**Aim**. Filter the data below for the string "HTofDetector" and copy each matching line.

Figure record listings:

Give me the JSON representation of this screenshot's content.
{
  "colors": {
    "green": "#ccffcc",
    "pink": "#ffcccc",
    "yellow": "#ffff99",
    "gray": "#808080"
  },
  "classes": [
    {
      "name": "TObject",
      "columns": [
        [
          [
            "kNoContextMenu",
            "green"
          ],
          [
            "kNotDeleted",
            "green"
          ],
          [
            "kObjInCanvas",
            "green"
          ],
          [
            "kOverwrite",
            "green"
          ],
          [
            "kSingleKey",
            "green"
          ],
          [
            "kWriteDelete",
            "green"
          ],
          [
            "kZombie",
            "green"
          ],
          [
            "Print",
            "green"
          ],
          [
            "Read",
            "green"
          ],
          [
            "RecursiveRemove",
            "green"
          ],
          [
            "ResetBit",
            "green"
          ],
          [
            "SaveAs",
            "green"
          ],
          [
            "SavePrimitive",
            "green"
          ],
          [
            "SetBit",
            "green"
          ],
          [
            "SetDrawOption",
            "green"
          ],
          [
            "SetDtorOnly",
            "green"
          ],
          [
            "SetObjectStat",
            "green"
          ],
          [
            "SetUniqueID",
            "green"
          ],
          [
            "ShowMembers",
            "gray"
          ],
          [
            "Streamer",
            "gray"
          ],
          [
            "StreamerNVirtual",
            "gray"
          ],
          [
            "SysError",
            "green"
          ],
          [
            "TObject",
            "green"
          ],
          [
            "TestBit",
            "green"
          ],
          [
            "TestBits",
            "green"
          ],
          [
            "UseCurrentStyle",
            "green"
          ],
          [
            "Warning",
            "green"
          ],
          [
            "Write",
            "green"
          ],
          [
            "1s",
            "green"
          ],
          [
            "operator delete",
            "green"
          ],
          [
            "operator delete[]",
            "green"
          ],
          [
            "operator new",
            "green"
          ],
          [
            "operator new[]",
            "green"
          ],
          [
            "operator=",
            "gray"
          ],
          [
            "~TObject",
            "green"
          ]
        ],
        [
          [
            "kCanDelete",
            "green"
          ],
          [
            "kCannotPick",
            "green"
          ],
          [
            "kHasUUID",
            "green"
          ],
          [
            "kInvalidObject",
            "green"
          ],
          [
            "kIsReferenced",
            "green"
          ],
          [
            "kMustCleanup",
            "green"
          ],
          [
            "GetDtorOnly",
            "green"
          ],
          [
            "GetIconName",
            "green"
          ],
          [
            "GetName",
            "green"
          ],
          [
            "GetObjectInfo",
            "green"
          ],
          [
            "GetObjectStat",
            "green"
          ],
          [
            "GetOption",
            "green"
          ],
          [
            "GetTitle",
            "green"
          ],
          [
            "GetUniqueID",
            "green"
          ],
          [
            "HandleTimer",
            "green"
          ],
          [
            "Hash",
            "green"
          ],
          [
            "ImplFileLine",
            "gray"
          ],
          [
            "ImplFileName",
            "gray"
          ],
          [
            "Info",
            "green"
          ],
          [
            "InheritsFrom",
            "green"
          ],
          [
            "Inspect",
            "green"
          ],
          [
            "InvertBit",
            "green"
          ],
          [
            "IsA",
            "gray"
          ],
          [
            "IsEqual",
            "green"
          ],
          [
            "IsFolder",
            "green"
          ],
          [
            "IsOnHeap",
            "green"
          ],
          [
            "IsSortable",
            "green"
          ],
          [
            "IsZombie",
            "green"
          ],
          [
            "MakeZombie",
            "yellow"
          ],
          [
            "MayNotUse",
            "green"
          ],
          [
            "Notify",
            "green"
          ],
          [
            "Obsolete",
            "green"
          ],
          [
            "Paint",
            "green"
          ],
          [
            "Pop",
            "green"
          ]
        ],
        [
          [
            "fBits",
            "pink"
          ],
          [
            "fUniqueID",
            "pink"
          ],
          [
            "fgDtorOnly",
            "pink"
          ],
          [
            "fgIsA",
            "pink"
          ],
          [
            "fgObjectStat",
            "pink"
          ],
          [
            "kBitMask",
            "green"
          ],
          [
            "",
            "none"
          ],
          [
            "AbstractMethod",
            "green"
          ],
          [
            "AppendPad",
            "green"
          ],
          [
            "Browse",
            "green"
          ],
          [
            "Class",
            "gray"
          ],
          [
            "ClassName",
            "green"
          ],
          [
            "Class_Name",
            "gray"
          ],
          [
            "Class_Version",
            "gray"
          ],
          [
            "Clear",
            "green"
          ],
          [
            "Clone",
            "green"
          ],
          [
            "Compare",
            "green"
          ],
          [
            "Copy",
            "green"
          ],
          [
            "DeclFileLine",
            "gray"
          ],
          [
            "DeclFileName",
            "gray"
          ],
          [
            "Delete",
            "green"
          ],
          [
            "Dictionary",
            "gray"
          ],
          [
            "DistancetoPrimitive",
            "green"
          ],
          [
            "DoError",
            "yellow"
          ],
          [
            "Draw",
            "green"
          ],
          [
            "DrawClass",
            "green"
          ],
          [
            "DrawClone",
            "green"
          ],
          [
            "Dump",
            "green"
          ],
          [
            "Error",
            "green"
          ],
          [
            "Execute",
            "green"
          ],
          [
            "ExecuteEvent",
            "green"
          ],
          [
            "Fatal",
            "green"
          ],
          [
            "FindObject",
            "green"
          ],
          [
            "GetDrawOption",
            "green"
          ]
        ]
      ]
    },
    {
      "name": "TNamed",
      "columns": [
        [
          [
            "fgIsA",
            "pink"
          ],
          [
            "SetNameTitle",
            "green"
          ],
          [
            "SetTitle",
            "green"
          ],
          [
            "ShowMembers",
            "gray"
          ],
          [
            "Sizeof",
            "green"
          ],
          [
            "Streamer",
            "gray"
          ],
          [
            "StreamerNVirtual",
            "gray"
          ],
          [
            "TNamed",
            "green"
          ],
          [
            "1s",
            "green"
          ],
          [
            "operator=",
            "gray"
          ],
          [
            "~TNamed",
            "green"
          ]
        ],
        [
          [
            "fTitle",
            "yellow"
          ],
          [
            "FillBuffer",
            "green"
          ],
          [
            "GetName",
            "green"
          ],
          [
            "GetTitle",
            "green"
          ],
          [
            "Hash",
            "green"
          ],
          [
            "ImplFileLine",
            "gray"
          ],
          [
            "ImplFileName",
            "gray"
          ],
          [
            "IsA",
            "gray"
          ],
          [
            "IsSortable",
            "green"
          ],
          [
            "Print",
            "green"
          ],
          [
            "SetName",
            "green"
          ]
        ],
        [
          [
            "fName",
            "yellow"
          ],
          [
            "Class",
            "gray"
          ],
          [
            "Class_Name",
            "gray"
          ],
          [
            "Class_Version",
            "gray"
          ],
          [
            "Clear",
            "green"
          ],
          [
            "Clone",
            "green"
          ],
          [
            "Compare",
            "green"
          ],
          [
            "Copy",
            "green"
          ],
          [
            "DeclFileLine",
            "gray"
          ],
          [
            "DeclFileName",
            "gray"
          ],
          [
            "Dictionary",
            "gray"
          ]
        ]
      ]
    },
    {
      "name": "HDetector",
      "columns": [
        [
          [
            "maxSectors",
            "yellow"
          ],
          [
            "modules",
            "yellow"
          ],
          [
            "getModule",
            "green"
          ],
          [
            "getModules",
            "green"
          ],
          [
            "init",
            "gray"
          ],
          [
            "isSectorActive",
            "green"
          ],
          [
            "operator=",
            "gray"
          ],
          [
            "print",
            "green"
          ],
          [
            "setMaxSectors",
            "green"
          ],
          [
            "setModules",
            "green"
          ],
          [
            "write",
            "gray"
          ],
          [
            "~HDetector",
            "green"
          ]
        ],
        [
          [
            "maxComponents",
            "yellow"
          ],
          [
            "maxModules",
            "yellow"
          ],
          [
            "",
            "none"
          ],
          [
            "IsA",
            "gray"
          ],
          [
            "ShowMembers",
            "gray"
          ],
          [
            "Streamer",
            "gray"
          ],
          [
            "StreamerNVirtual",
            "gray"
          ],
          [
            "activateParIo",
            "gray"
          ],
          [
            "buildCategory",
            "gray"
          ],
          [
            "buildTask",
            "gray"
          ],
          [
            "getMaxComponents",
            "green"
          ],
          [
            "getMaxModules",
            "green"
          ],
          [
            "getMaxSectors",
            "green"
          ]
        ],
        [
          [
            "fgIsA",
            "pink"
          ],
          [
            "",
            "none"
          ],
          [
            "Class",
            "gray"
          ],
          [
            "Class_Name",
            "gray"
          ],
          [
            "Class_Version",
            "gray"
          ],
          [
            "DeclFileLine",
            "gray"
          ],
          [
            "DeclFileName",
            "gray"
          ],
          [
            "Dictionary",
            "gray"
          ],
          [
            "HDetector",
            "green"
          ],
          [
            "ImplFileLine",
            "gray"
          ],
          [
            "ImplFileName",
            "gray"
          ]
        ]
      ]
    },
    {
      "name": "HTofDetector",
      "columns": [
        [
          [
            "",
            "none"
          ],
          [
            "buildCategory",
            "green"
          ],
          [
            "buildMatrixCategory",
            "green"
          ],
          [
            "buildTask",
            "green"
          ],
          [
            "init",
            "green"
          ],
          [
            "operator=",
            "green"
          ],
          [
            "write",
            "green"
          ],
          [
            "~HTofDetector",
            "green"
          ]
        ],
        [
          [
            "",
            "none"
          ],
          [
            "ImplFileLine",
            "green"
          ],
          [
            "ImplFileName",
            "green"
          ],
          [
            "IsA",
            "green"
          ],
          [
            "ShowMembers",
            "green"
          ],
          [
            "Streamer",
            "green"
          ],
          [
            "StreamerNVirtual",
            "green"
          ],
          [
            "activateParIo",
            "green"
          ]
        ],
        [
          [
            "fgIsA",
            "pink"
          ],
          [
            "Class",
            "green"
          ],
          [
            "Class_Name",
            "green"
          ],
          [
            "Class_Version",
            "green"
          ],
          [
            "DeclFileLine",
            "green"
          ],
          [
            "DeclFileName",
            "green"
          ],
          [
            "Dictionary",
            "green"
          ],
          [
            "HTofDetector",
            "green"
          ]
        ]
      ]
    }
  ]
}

**Answer below**.
      "name": "HTofDetector",
            "~HTofDetector",
            "HTofDetector",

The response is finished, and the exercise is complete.